Extracted records ->
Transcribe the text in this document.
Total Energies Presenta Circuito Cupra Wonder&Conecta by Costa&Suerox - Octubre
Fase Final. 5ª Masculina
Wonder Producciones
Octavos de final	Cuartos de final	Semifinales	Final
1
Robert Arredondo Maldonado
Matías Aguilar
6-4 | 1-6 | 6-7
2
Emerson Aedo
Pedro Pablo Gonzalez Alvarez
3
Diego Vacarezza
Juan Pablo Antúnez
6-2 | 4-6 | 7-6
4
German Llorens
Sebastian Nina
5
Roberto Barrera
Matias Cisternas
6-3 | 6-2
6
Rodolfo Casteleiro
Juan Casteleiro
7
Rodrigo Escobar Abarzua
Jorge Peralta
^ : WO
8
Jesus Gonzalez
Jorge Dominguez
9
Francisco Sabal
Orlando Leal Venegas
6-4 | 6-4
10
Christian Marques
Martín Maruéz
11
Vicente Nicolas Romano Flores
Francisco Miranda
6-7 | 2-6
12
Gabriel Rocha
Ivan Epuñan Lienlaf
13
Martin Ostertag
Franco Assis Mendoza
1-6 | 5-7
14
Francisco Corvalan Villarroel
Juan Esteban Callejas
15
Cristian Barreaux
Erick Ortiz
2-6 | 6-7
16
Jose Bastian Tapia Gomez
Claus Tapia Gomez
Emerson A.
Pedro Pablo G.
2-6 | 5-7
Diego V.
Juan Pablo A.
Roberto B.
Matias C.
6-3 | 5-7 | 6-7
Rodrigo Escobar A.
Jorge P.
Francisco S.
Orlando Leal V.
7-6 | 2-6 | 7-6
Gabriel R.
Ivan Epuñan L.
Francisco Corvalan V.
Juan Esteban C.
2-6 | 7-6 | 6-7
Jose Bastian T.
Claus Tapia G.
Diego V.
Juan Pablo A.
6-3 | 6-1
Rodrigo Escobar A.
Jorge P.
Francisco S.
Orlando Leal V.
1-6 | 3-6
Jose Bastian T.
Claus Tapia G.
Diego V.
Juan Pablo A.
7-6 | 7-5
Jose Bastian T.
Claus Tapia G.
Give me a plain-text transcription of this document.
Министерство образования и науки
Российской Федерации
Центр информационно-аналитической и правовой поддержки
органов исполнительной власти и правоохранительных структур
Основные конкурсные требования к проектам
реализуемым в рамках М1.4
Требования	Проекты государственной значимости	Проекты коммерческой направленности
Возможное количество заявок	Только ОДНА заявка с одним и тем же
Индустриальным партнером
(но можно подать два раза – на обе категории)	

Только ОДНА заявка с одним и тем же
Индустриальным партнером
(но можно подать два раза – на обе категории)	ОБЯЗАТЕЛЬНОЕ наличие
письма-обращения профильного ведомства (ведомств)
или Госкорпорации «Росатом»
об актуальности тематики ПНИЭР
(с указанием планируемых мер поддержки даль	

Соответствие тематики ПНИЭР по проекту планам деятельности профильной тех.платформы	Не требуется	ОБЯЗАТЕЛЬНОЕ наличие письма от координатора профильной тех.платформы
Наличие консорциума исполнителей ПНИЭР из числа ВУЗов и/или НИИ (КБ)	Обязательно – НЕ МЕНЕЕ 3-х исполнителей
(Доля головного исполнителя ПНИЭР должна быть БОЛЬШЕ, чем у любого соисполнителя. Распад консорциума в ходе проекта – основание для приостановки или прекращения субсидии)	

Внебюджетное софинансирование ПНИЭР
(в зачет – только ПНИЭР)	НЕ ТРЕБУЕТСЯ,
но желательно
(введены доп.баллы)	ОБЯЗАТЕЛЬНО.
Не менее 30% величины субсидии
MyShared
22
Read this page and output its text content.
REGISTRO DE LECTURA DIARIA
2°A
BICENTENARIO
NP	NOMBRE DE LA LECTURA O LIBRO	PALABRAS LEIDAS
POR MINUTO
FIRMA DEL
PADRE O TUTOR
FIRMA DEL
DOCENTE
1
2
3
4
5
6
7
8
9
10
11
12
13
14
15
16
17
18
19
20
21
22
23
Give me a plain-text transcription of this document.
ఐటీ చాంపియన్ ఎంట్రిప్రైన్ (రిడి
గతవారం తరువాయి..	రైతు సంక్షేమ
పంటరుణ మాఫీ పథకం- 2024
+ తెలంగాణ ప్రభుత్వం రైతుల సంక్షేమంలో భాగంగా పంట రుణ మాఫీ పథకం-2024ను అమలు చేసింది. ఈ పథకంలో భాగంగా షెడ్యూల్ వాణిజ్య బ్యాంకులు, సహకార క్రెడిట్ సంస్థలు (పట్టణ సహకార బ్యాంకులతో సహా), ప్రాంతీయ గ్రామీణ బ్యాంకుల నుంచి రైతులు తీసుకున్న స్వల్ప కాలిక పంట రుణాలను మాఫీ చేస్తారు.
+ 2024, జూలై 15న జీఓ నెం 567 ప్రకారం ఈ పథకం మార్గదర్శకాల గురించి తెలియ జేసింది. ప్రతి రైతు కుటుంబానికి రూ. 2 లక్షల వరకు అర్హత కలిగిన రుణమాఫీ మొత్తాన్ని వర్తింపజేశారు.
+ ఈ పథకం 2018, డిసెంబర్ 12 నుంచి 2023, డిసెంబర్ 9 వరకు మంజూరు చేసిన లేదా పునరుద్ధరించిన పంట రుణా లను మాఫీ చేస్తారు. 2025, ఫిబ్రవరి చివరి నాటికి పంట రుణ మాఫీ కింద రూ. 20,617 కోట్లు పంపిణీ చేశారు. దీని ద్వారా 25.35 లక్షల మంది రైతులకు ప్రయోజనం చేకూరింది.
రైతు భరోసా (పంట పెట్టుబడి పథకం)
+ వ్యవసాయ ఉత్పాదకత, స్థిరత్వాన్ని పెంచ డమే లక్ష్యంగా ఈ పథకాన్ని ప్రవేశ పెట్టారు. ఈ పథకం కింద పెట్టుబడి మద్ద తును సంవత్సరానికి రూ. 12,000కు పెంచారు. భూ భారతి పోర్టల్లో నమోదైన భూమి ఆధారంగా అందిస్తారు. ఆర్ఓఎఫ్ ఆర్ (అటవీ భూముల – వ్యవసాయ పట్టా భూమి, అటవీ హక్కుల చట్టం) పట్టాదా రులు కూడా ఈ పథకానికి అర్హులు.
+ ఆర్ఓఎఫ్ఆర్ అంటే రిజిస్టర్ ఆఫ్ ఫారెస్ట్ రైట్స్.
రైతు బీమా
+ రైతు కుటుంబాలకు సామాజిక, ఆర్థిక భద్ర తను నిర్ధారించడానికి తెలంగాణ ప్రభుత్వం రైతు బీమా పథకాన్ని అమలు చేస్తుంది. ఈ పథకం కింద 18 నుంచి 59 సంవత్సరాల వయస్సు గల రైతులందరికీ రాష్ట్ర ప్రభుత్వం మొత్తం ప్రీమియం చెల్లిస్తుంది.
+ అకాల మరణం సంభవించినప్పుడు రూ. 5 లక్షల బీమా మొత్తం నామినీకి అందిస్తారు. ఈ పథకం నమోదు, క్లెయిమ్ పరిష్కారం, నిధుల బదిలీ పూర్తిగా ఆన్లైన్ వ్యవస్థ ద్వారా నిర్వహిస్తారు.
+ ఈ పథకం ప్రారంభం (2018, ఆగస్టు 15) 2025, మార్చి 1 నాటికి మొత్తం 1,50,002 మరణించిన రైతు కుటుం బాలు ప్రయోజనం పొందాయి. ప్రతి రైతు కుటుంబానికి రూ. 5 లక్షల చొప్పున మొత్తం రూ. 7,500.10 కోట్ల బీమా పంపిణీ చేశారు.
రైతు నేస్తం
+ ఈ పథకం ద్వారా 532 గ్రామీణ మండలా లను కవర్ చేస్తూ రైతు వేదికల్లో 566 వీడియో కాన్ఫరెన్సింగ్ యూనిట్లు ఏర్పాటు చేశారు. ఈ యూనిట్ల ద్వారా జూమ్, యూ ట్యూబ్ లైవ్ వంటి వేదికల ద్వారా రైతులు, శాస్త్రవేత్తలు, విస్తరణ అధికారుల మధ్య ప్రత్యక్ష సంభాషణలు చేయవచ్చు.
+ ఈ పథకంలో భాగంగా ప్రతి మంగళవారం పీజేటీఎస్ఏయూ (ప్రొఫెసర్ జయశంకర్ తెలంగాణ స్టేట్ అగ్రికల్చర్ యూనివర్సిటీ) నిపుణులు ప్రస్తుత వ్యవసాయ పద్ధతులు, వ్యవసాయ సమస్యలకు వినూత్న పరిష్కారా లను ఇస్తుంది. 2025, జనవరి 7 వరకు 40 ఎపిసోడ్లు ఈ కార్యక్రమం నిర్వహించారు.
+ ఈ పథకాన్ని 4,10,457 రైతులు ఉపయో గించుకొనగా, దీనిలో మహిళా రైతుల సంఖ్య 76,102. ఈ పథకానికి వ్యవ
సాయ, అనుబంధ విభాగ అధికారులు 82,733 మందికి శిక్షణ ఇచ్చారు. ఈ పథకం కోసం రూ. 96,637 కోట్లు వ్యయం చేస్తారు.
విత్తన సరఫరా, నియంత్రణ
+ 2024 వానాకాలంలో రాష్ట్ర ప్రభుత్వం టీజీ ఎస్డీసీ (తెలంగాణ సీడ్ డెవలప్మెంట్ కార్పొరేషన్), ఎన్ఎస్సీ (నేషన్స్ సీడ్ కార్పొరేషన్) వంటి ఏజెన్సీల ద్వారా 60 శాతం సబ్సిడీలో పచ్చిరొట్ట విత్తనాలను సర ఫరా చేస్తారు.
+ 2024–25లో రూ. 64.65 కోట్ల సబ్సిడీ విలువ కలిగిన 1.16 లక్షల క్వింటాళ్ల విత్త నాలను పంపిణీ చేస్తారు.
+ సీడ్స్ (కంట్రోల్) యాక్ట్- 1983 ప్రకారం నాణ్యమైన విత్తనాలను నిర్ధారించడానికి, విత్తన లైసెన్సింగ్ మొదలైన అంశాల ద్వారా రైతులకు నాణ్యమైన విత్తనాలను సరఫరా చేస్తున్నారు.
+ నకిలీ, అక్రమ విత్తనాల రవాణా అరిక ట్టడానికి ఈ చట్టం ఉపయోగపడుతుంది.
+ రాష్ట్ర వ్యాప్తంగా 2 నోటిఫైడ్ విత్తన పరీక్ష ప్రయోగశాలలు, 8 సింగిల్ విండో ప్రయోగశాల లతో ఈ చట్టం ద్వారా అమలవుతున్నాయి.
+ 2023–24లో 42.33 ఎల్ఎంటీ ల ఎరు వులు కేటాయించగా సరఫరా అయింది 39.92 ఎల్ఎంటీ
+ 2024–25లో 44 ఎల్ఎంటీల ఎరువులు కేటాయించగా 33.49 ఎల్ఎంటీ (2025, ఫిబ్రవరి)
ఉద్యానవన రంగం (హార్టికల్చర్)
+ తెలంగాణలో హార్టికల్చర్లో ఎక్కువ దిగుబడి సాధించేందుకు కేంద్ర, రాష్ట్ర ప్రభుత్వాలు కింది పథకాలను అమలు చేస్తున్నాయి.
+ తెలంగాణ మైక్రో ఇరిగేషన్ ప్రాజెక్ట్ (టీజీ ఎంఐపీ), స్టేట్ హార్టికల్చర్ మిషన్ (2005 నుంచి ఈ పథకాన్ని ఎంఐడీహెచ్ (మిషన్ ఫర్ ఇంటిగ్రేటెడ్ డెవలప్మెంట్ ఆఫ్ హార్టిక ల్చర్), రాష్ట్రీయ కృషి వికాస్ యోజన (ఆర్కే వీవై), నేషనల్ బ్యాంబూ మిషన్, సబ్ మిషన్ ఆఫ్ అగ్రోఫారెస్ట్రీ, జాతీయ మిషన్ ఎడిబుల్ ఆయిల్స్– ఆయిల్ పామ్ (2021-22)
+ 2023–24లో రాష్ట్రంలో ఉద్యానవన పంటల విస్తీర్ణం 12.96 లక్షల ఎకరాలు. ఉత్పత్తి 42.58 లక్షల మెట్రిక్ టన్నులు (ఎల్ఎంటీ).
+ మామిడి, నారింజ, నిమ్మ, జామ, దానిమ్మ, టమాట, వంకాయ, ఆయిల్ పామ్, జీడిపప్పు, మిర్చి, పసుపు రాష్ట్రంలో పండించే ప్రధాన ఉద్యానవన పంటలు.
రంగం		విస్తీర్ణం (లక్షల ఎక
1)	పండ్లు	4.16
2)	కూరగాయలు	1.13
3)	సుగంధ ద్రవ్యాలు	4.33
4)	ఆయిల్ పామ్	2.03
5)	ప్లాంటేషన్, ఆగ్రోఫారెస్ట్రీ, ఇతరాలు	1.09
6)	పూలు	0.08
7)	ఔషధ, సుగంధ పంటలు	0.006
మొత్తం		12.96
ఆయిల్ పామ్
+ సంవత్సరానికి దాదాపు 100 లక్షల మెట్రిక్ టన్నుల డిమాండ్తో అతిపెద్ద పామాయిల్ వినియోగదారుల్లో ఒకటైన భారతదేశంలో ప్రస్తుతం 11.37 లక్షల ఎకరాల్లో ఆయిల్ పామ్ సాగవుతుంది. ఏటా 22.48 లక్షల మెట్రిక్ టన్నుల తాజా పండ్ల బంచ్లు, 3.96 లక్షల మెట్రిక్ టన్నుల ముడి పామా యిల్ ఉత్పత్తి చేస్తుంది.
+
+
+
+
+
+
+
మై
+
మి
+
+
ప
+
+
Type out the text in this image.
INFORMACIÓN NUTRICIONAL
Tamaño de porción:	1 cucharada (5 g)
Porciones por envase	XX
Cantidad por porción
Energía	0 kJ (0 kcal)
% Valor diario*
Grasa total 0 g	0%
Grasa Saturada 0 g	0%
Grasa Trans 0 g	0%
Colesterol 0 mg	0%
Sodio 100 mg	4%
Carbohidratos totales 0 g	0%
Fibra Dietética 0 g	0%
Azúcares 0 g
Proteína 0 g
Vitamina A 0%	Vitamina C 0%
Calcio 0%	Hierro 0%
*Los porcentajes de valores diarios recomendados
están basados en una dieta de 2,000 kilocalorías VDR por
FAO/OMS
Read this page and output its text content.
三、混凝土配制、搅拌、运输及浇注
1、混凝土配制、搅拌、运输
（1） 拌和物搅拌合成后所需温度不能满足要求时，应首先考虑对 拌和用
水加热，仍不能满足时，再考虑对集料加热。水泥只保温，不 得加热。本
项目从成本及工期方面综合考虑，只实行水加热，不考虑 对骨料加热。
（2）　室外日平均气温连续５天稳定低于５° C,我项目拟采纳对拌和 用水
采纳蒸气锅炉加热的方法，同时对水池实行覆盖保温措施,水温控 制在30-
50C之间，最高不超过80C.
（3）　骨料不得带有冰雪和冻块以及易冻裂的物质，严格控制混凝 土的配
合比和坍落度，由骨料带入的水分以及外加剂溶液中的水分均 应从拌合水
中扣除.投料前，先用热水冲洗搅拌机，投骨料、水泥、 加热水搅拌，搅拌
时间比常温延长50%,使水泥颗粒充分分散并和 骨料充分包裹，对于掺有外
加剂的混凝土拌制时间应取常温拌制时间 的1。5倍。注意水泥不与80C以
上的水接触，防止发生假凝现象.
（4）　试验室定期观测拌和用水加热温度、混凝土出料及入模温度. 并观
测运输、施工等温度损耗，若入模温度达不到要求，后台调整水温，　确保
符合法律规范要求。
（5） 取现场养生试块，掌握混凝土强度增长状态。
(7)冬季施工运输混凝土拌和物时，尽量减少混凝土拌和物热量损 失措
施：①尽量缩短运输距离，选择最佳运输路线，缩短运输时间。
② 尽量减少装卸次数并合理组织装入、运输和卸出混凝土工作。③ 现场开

What you have to do ->
Read the entries and show each line that mentions "ОДНА".

Finished task ->
Возможное количество заявок	Только ОДНА заявка с одним и тем же
Только ОДНА заявка с одним и тем же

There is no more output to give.